| Task to carry out |
Output the entries verbatim, including every line.

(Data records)

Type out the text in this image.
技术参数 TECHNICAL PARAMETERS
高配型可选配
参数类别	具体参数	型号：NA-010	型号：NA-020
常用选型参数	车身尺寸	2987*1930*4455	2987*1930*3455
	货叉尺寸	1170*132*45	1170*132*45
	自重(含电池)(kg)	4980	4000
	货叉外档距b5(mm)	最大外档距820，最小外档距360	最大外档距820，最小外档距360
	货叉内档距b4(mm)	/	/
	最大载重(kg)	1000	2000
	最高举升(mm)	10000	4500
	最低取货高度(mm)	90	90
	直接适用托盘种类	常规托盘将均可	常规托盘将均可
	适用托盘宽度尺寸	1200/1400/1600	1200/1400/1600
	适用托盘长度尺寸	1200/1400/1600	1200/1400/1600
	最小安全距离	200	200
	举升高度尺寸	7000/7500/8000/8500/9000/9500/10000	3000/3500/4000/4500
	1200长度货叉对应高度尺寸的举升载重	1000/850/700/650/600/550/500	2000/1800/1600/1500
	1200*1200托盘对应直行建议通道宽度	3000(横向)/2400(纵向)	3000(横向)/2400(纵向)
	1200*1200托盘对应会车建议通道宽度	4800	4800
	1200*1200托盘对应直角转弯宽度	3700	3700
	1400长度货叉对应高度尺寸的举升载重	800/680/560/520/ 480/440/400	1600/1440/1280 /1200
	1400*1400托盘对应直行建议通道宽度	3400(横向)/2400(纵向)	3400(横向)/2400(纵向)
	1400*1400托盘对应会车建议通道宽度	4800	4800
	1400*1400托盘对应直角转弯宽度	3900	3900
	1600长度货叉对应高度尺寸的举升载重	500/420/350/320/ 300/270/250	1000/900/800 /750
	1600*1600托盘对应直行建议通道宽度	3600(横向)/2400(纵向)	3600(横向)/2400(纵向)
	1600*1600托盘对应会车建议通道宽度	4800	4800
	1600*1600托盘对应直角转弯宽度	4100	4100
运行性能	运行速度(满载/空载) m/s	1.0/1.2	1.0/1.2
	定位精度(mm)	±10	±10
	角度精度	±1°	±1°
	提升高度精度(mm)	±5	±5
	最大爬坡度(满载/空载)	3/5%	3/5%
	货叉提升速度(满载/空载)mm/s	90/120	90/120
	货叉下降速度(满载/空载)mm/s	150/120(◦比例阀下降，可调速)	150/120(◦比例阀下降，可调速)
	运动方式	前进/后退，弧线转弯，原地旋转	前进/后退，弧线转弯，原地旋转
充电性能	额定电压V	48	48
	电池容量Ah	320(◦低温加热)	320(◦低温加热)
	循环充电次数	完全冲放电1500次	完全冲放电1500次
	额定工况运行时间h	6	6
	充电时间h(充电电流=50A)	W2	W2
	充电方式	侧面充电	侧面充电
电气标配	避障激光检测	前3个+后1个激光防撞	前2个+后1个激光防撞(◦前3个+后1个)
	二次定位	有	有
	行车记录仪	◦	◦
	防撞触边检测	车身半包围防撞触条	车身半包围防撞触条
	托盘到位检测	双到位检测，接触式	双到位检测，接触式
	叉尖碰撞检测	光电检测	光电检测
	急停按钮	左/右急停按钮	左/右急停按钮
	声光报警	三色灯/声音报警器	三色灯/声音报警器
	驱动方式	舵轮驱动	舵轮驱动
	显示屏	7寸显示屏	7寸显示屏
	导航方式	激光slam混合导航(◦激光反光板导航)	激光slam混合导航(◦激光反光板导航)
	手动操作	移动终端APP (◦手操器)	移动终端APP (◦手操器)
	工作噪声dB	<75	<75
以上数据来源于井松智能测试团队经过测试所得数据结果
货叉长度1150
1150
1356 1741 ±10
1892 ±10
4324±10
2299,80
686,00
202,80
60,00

| Output for this task |
Type out the text in this image.
技术参数 TECHNICAL PARAMETERS
高配型可选配
参数类别	具体参数	型号：NA-010	型号：NA-020
常用选型参数	车身尺寸	2987*1930*4455	2987*1930*3455
	货叉尺寸	1170*132*45	1170*132*45
	自重(含电池)(kg)	4980	4000
	货叉外档距b5(mm)	最大外档距820，最小外档距360	最大外档距820，最小外档距360
	货叉内档距b4(mm)	/	/
	最大载重(kg)	1000	2000
	最高举升(mm)	10000	4500
	最低取货高度(mm)	90	90
	直接适用托盘种类	常规托盘将均可	常规托盘将均可
	适用托盘宽度尺寸	1200/1400/1600	1200/1400/1600
	适用托盘长度尺寸	1200/1400/1600	1200/1400/1600
	最小安全距离	200	200
	举升高度尺寸	7000/7500/8000/8500/9000/9500/10000	3000/3500/4000/4500
	1200长度货叉对应高度尺寸的举升载重	1000/850/700/650/600/550/500	2000/1800/1600/1500
	1200*1200托盘对应直行建议通道宽度	3000(横向)/2400(纵向)	3000(横向)/2400(纵向)
	1200*1200托盘对应会车建议通道宽度	4800	4800
	1200*1200托盘对应直角转弯宽度	3700	3700
	1400长度货叉对应高度尺寸的举升载重	800/680/560/520/ 480/440/400	1600/1440/1280 /1200
	1400*1400托盘对应直行建议通道宽度	3400(横向)/2400(纵向)	3400(横向)/2400(纵向)
	1400*1400托盘对应会车建议通道宽度	4800	4800
	1400*1400托盘对应直角转弯宽度	3900	3900
	1600长度货叉对应高度尺寸的举升载重	500/420/350/320/ 300/270/250	1000/900/800 /750
	1600*1600托盘对应直行建议通道宽度	3600(横向)/2400(纵向)	3600(横向)/2400(纵向)
	1600*1600托盘对应会车建议通道宽度	4800	4800
	1600*1600托盘对应直角转弯宽度	4100	4100
运行性能	运行速度(满载/空载) m/s	1.0/1.2	1.0/1.2
	定位精度(mm)	±10	±10
	角度精度	±1°	±1°
	提升高度精度(mm)	±5	±5
	最大爬坡度(满载/空载)	3/5%	3/5%
	货叉提升速度(满载/空载)mm/s	90/120	90/120
	货叉下降速度(满载/空载)mm/s	150/120(◦比例阀下降，可调速)	150/120(◦比例阀下降，可调速)
	运动方式	前进/后退，弧线转弯，原地旋转	前进/后退，弧线转弯，原地旋转
充电性能	额定电压V	48	48
	电池容量Ah	320(◦低温加热)	320(◦低温加热)
	循环充电次数	完全冲放电1500次	完全冲放电1500次
	额定工况运行时间h	6	6
	充电时间h(充电电流=50A)	W2	W2
	充电方式	侧面充电	侧面充电
电气标配	避障激光检测	前3个+后1个激光防撞	前2个+后1个激光防撞(◦前3个+后1个)
	二次定位	有	有
	行车记录仪	◦	◦
	防撞触边检测	车身半包围防撞触条	车身半包围防撞触条
	托盘到位检测	双到位检测，接触式	双到位检测，接触式
	叉尖碰撞检测	光电检测	光电检测
	急停按钮	左/右急停按钮	左/右急停按钮
	声光报警	三色灯/声音报警器	三色灯/声音报警器
	驱动方式	舵轮驱动	舵轮驱动
	显示屏	7寸显示屏	7寸显示屏
	导航方式	激光slam混合导航(◦激光反光板导航)	激光slam混合导航(◦激光反光板导航)
	手动操作	移动终端APP (◦手操器)	移动终端APP (◦手操器)
	工作噪声dB	<75	<75
以上数据来源于井松智能测试团队经过测试所得数据结果
货叉长度1150
1150
1356 1741 ±10
1892 ±10
4324±10
2299,80
686,00
202,80
60,00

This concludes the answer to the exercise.